Work instructions: Which lines hold the word "data"? Copy each of them from the material.

[Start Entries shown]

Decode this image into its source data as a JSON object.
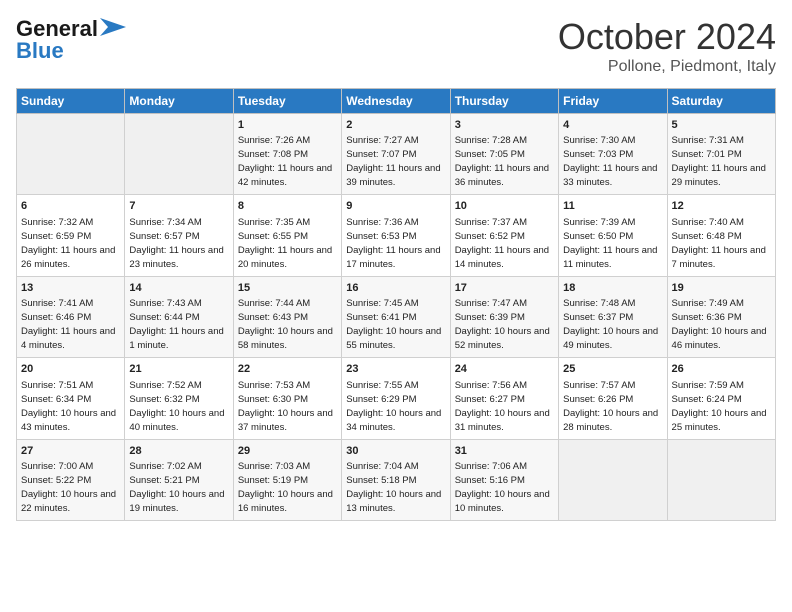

[End Entries shown]
[Start Entries shown]

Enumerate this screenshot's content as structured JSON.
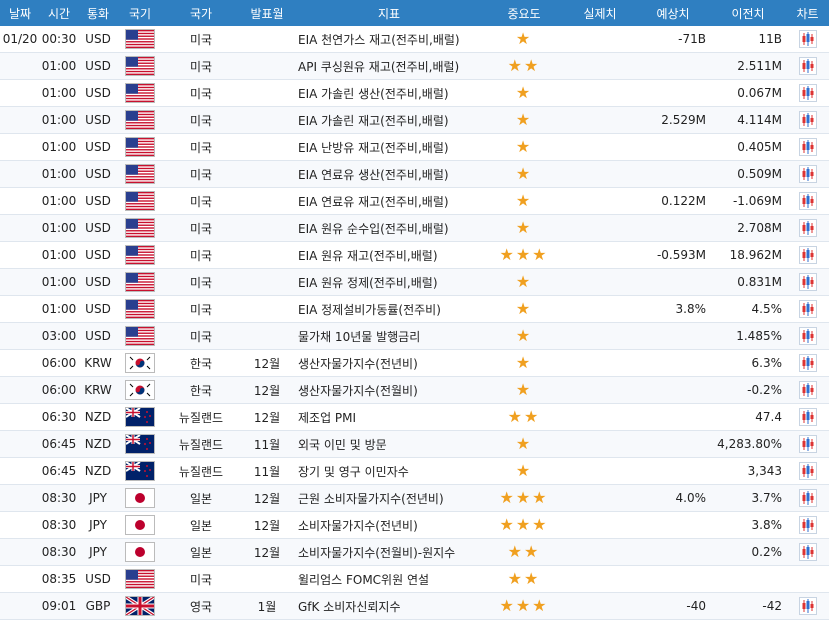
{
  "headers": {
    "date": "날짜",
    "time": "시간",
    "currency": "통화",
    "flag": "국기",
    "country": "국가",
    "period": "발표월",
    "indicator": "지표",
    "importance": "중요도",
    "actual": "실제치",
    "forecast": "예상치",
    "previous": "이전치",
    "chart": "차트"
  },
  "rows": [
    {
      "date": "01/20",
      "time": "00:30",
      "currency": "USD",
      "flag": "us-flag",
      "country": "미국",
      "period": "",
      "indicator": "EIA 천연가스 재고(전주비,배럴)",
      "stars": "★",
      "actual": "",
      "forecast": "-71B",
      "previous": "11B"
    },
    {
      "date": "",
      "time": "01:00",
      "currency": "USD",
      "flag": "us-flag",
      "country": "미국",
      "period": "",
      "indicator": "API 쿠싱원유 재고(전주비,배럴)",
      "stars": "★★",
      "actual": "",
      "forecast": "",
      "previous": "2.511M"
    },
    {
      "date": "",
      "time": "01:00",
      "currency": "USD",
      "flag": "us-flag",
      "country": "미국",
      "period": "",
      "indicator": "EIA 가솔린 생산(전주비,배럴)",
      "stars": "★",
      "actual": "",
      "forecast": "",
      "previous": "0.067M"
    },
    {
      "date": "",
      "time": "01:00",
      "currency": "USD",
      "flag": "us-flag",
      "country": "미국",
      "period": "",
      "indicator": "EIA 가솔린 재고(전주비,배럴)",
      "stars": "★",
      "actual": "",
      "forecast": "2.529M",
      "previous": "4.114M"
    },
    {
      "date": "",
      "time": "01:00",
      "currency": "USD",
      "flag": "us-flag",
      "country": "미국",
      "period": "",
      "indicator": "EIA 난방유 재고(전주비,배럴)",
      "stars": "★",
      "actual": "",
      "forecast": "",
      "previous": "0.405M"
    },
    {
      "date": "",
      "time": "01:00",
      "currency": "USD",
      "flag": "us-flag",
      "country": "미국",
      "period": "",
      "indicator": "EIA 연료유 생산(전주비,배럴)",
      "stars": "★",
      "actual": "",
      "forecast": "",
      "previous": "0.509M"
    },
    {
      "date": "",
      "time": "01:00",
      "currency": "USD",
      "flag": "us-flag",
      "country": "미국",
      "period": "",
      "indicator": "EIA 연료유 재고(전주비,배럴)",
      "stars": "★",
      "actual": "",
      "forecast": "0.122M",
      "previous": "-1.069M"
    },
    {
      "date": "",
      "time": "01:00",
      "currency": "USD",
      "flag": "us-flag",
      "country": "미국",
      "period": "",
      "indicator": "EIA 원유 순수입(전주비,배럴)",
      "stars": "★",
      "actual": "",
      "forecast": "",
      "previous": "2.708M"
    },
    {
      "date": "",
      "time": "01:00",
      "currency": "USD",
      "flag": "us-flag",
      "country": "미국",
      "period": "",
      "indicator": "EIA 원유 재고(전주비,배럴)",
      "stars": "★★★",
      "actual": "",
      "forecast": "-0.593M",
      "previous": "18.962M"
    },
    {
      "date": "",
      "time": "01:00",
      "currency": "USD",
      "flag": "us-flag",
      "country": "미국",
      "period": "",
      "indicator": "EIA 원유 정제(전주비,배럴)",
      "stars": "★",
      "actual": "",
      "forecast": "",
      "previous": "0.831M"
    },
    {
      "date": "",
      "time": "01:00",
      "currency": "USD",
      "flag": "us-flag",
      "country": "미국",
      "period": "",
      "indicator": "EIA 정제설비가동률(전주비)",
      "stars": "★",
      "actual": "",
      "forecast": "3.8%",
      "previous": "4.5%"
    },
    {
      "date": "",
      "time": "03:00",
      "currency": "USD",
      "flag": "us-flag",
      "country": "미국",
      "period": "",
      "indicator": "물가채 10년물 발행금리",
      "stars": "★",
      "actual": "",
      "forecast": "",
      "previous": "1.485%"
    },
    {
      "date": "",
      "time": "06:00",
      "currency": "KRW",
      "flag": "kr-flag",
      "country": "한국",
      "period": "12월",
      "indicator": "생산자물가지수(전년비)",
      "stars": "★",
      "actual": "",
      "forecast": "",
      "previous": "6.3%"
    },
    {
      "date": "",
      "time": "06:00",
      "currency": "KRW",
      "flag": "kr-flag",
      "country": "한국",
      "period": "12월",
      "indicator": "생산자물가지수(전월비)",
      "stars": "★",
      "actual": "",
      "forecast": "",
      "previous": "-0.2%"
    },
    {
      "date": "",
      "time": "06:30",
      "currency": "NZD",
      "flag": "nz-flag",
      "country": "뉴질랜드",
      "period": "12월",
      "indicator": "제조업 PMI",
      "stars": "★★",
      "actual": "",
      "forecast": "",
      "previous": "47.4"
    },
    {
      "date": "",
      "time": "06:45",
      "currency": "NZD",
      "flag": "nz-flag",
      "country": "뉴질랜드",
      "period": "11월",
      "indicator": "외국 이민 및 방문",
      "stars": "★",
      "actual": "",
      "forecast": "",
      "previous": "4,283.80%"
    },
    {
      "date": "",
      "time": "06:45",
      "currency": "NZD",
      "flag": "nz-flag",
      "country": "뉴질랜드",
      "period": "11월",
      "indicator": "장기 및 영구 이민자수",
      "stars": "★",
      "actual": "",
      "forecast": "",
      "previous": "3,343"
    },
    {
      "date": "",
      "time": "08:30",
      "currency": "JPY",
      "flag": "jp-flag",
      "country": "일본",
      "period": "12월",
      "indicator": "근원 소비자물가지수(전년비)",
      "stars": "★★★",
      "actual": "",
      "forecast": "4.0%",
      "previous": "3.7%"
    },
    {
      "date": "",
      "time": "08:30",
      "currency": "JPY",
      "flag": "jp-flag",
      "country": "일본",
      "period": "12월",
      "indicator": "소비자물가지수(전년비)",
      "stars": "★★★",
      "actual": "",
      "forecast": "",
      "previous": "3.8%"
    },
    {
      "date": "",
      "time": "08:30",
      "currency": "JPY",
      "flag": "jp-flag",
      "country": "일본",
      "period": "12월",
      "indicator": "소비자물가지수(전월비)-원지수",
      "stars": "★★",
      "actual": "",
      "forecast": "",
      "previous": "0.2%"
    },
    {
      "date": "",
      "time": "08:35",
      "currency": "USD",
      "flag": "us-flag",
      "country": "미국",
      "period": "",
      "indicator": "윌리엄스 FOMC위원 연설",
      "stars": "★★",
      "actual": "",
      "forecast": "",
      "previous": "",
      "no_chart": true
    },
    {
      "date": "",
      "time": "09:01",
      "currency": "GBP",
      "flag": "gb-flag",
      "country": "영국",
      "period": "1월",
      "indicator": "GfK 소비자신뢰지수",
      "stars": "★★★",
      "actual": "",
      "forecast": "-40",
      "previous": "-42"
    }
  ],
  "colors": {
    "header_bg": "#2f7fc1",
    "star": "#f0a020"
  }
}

[End Entries shown]
[Start Entries shown]

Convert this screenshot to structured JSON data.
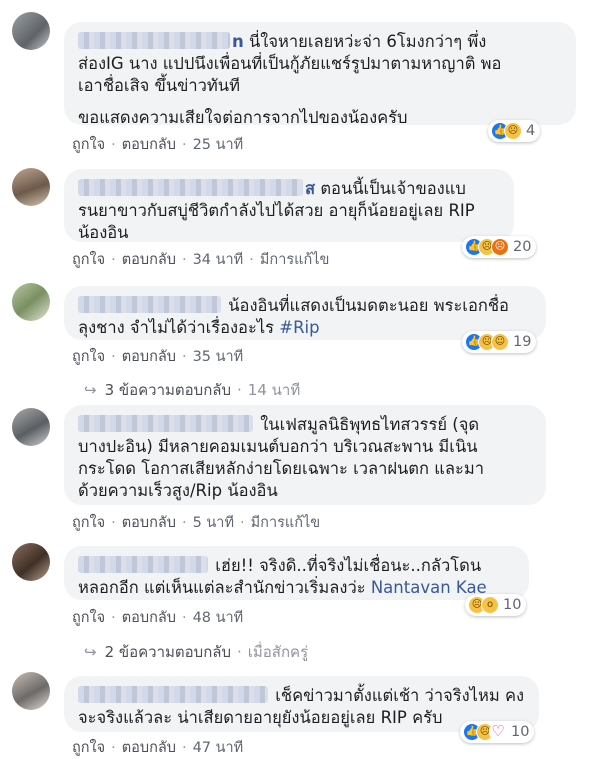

[End Entries shown]

Worked answer:
Decode this image into its source data as a JSON object.
Convert this screenshot to structured JSON data.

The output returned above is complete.